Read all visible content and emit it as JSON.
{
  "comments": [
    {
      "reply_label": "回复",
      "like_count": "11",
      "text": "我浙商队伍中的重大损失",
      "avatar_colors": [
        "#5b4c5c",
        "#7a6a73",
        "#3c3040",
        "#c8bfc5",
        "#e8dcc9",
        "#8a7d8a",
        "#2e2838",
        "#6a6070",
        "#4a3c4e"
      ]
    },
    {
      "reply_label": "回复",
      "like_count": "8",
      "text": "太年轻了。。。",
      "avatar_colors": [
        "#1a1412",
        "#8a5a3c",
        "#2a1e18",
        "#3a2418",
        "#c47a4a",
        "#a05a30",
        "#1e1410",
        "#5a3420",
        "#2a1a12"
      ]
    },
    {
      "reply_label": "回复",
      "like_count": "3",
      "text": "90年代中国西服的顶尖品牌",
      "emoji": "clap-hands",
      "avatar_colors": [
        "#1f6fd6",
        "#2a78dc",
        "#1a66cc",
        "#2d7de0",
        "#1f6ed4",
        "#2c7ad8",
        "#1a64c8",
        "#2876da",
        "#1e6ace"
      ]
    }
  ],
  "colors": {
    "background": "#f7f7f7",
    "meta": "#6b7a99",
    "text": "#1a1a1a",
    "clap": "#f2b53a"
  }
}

——————————

Using the material above, report each line where "text" occurs.

      "text": "我浙商队伍中的重大损失",
      "text": "太年轻了。。。",
      "text": "90年代中国西服的顶尖品牌",
    "text": "#1a1a1a",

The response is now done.